Exercise description: Reproduce the material word for word; the images stay out.

The records:
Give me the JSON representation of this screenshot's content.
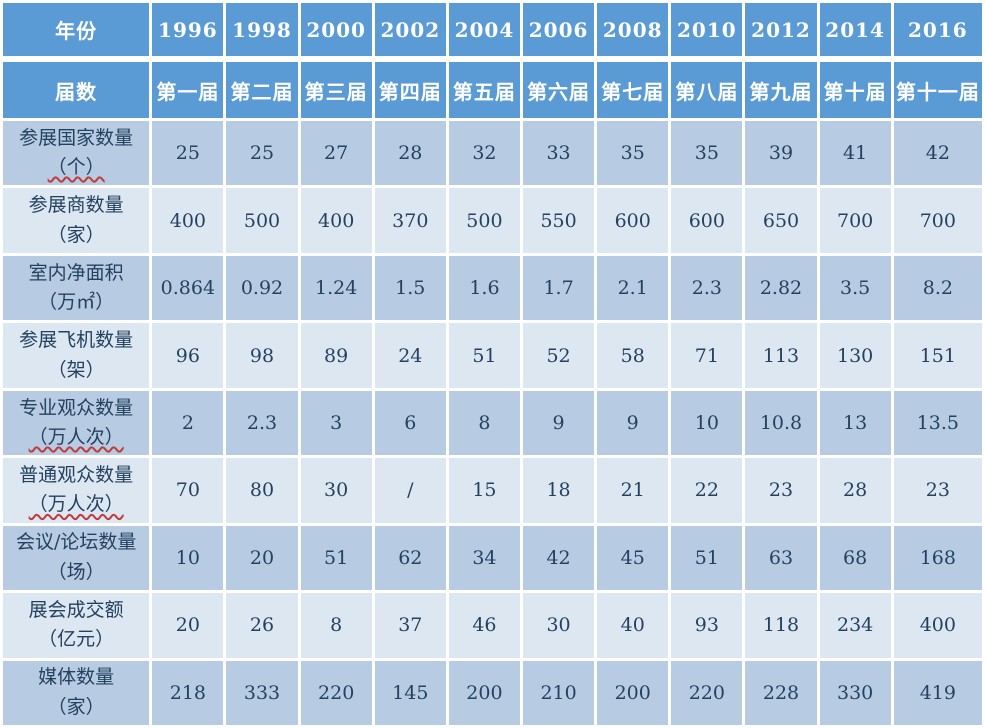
{
  "chart_data": {
    "type": "table",
    "header": {
      "year_row_label": "年份",
      "session_row_label": "届数",
      "years": [
        "1996",
        "1998",
        "2000",
        "2002",
        "2004",
        "2006",
        "2008",
        "2010",
        "2012",
        "2014",
        "2016"
      ],
      "sessions": [
        "第一届",
        "第二届",
        "第三届",
        "第四届",
        "第五届",
        "第六届",
        "第七届",
        "第八届",
        "第九届",
        "第十届",
        "第十一届"
      ]
    },
    "rows": [
      {
        "label": "参展国家数量",
        "unit": "（个）",
        "unit_wavy": true,
        "values": [
          "25",
          "25",
          "27",
          "28",
          "32",
          "33",
          "35",
          "35",
          "39",
          "41",
          "42"
        ]
      },
      {
        "label": "参展商数量",
        "unit": "（家）",
        "unit_wavy": false,
        "values": [
          "400",
          "500",
          "400",
          "370",
          "500",
          "550",
          "600",
          "600",
          "650",
          "700",
          "700"
        ]
      },
      {
        "label": "室内净面积",
        "unit": "（万㎡）",
        "unit_wavy": false,
        "values": [
          "0.864",
          "0.92",
          "1.24",
          "1.5",
          "1.6",
          "1.7",
          "2.1",
          "2.3",
          "2.82",
          "3.5",
          "8.2"
        ]
      },
      {
        "label": "参展飞机数量",
        "unit": "（架）",
        "unit_wavy": false,
        "values": [
          "96",
          "98",
          "89",
          "24",
          "51",
          "52",
          "58",
          "71",
          "113",
          "130",
          "151"
        ]
      },
      {
        "label": "专业观众数量",
        "unit": "（万人次）",
        "unit_wavy": true,
        "values": [
          "2",
          "2.3",
          "3",
          "6",
          "8",
          "9",
          "9",
          "10",
          "10.8",
          "13",
          "13.5"
        ]
      },
      {
        "label": "普通观众数量",
        "unit": "（万人次）",
        "unit_wavy": true,
        "values": [
          "70",
          "80",
          "30",
          "/",
          "15",
          "18",
          "21",
          "22",
          "23",
          "28",
          "23"
        ]
      },
      {
        "label": "会议/论坛数量",
        "unit": "（场）",
        "unit_wavy": false,
        "values": [
          "10",
          "20",
          "51",
          "62",
          "34",
          "42",
          "45",
          "51",
          "63",
          "68",
          "168"
        ]
      },
      {
        "label": "展会成交额",
        "unit": "（亿元）",
        "unit_wavy": false,
        "values": [
          "20",
          "26",
          "8",
          "37",
          "46",
          "30",
          "40",
          "93",
          "118",
          "234",
          "400"
        ]
      },
      {
        "label": "媒体数量",
        "unit": "（家）",
        "unit_wavy": false,
        "values": [
          "218",
          "333",
          "220",
          "145",
          "200",
          "210",
          "200",
          "220",
          "228",
          "330",
          "419"
        ]
      }
    ]
  },
  "colors": {
    "header_bg": "#5b9bd5",
    "row_dark": "#b7cbe3",
    "row_light": "#dde7f2",
    "grid": "#ffffff",
    "header_text": "#ffffff",
    "body_text": "#24425f",
    "wavy_underline": "#c23b3b"
  }
}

Result:
Give me the JSON representation of this screenshot's content.
{
  "chart_data": {
    "type": "table",
    "header": {
      "year_row_label": "年份",
      "session_row_label": "届数",
      "years": [
        "1996",
        "1998",
        "2000",
        "2002",
        "2004",
        "2006",
        "2008",
        "2010",
        "2012",
        "2014",
        "2016"
      ],
      "sessions": [
        "第一届",
        "第二届",
        "第三届",
        "第四届",
        "第五届",
        "第六届",
        "第七届",
        "第八届",
        "第九届",
        "第十届",
        "第十一届"
      ]
    },
    "rows": [
      {
        "label": "参展国家数量",
        "unit": "（个）",
        "unit_wavy": true,
        "values": [
          "25",
          "25",
          "27",
          "28",
          "32",
          "33",
          "35",
          "35",
          "39",
          "41",
          "42"
        ]
      },
      {
        "label": "参展商数量",
        "unit": "（家）",
        "unit_wavy": false,
        "values": [
          "400",
          "500",
          "400",
          "370",
          "500",
          "550",
          "600",
          "600",
          "650",
          "700",
          "700"
        ]
      },
      {
        "label": "室内净面积",
        "unit": "（万㎡）",
        "unit_wavy": false,
        "values": [
          "0.864",
          "0.92",
          "1.24",
          "1.5",
          "1.6",
          "1.7",
          "2.1",
          "2.3",
          "2.82",
          "3.5",
          "8.2"
        ]
      },
      {
        "label": "参展飞机数量",
        "unit": "（架）",
        "unit_wavy": false,
        "values": [
          "96",
          "98",
          "89",
          "24",
          "51",
          "52",
          "58",
          "71",
          "113",
          "130",
          "151"
        ]
      },
      {
        "label": "专业观众数量",
        "unit": "（万人次）",
        "unit_wavy": true,
        "values": [
          "2",
          "2.3",
          "3",
          "6",
          "8",
          "9",
          "9",
          "10",
          "10.8",
          "13",
          "13.5"
        ]
      },
      {
        "label": "普通观众数量",
        "unit": "（万人次）",
        "unit_wavy": true,
        "values": [
          "70",
          "80",
          "30",
          "/",
          "15",
          "18",
          "21",
          "22",
          "23",
          "28",
          "23"
        ]
      },
      {
        "label": "会议/论坛数量",
        "unit": "（场）",
        "unit_wavy": false,
        "values": [
          "10",
          "20",
          "51",
          "62",
          "34",
          "42",
          "45",
          "51",
          "63",
          "68",
          "168"
        ]
      },
      {
        "label": "展会成交额",
        "unit": "（亿元）",
        "unit_wavy": false,
        "values": [
          "20",
          "26",
          "8",
          "37",
          "46",
          "30",
          "40",
          "93",
          "118",
          "234",
          "400"
        ]
      },
      {
        "label": "媒体数量",
        "unit": "（家）",
        "unit_wavy": false,
        "values": [
          "218",
          "333",
          "220",
          "145",
          "200",
          "210",
          "200",
          "220",
          "228",
          "330",
          "419"
        ]
      }
    ]
  },
  "colors": {
    "header_bg": "#5b9bd5",
    "row_dark": "#b7cbe3",
    "row_light": "#dde7f2",
    "grid": "#ffffff",
    "header_text": "#ffffff",
    "body_text": "#24425f",
    "wavy_underline": "#c23b3b"
  }
}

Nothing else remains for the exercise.